▸ **Requirements**
Copy the entries below verbatim, beginning at the first line and ending after the line that contains "panel-e-annotation: Specificity=0.84 —".

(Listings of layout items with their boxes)
------------------------

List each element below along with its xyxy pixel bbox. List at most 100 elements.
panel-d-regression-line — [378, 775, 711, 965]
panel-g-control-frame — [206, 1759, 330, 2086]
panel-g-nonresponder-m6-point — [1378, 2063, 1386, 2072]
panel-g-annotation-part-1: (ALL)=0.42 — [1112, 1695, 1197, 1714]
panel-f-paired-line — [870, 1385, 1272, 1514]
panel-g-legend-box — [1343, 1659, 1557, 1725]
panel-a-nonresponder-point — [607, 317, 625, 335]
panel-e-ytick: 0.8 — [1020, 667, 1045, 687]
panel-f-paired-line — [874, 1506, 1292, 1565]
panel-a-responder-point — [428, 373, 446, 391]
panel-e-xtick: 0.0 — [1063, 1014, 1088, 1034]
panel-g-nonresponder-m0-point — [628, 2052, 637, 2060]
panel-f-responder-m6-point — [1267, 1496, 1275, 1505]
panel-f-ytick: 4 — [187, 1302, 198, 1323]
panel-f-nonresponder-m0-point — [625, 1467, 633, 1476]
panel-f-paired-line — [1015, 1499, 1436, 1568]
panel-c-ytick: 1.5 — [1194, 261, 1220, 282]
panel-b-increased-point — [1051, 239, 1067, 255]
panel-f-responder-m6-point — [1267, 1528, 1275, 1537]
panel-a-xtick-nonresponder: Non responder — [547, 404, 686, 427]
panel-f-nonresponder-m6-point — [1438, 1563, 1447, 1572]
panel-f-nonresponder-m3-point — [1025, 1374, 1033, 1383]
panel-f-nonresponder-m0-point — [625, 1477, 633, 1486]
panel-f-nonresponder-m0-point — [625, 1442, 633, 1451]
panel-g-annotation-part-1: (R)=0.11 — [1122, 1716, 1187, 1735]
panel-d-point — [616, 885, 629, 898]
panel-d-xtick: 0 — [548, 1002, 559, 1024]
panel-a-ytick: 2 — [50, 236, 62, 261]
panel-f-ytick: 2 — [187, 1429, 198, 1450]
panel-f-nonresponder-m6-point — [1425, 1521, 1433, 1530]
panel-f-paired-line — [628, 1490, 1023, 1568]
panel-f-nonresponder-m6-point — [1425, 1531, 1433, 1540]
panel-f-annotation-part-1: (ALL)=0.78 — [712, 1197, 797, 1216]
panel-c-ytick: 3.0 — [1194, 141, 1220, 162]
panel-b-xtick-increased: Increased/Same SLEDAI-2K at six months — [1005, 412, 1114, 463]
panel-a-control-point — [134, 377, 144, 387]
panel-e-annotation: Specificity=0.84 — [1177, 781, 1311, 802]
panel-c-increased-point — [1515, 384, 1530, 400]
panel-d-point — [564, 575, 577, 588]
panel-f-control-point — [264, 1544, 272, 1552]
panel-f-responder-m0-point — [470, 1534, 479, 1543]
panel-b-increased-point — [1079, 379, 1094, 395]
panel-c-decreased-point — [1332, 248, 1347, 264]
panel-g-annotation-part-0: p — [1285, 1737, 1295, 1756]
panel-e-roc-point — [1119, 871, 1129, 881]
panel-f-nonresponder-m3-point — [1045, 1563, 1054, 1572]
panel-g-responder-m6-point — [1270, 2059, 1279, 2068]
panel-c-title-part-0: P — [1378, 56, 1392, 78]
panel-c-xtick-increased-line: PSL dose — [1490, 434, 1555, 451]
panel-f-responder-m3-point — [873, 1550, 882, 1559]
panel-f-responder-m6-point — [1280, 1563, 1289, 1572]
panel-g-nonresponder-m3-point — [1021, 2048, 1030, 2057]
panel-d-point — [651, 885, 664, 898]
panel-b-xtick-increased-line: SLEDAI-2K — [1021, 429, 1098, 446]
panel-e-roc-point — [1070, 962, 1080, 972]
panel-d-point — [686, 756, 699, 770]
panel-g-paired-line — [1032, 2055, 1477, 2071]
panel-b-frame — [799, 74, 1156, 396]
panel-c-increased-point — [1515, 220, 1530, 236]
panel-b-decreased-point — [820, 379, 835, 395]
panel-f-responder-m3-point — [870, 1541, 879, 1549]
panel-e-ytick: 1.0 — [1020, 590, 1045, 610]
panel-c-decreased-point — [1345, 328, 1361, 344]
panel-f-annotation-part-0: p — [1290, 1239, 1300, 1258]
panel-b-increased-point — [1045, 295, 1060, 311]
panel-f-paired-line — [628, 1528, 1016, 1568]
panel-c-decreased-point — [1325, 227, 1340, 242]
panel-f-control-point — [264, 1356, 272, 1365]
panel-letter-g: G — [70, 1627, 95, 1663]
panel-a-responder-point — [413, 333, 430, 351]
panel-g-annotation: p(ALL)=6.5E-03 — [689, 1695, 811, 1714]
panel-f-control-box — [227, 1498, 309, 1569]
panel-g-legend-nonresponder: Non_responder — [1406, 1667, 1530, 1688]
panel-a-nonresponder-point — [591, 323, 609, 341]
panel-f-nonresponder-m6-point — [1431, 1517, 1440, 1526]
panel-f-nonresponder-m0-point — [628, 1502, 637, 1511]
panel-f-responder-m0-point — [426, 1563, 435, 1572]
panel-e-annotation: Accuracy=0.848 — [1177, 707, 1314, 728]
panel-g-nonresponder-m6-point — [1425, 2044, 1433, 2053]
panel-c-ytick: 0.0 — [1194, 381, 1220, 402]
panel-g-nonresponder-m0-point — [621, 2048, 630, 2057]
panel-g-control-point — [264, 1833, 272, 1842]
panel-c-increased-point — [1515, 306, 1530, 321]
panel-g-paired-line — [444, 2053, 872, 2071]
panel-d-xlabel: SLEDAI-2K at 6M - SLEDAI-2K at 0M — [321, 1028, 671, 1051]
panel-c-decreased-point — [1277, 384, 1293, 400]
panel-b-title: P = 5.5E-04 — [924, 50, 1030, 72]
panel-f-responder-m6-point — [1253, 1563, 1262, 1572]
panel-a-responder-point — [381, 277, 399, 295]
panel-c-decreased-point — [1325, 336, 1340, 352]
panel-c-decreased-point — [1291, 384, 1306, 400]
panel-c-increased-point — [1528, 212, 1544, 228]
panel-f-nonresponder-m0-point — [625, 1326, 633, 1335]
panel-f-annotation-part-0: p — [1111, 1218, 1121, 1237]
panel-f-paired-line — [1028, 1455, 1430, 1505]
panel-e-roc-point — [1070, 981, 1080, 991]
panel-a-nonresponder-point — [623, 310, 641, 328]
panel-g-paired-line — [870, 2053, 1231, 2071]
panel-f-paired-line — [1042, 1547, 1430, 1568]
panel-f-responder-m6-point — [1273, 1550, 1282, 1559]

------------------------

▸ **Solution for this exercise**
List each element below along with its xyxy pixel bbox. List at most 100 elements.
panel-d-regression-line — [378, 775, 711, 965]
panel-g-control-frame — [206, 1759, 330, 2086]
panel-g-nonresponder-m6-point — [1378, 2063, 1386, 2072]
panel-g-annotation-part-1: (ALL)=0.42 — [1112, 1695, 1197, 1714]
panel-f-paired-line — [870, 1385, 1272, 1514]
panel-g-legend-box — [1343, 1659, 1557, 1725]
panel-a-nonresponder-point — [607, 317, 625, 335]
panel-e-ytick: 0.8 — [1020, 667, 1045, 687]
panel-f-paired-line — [874, 1506, 1292, 1565]
panel-a-responder-point — [428, 373, 446, 391]
panel-e-xtick: 0.0 — [1063, 1014, 1088, 1034]
panel-g-nonresponder-m0-point — [628, 2052, 637, 2060]
panel-f-responder-m6-point — [1267, 1496, 1275, 1505]
panel-f-ytick: 4 — [187, 1302, 198, 1323]
panel-f-nonresponder-m0-point — [625, 1467, 633, 1476]
panel-f-paired-line — [1015, 1499, 1436, 1568]
panel-c-ytick: 1.5 — [1194, 261, 1220, 282]
panel-b-increased-point — [1051, 239, 1067, 255]
panel-f-responder-m6-point — [1267, 1528, 1275, 1537]
panel-a-xtick-nonresponder: Non responder — [547, 404, 686, 427]
panel-f-nonresponder-m6-point — [1438, 1563, 1447, 1572]
panel-f-nonresponder-m3-point — [1025, 1374, 1033, 1383]
panel-f-nonresponder-m0-point — [625, 1477, 633, 1486]
panel-f-nonresponder-m0-point — [625, 1442, 633, 1451]
panel-g-annotation-part-1: (R)=0.11 — [1122, 1716, 1187, 1735]
panel-d-point — [616, 885, 629, 898]
panel-d-xtick: 0 — [548, 1002, 559, 1024]
panel-a-ytick: 2 — [50, 236, 62, 261]
panel-f-ytick: 2 — [187, 1429, 198, 1450]
panel-f-nonresponder-m6-point — [1425, 1521, 1433, 1530]
panel-f-paired-line — [628, 1490, 1023, 1568]
panel-f-nonresponder-m6-point — [1425, 1531, 1433, 1540]
panel-f-annotation-part-1: (ALL)=0.78 — [712, 1197, 797, 1216]
panel-c-ytick: 3.0 — [1194, 141, 1220, 162]
panel-b-xtick-increased: Increased/Same SLEDAI-2K at six months — [1005, 412, 1114, 463]
panel-a-control-point — [134, 377, 144, 387]
panel-e-annotation: Specificity=0.84 — [1177, 781, 1311, 802]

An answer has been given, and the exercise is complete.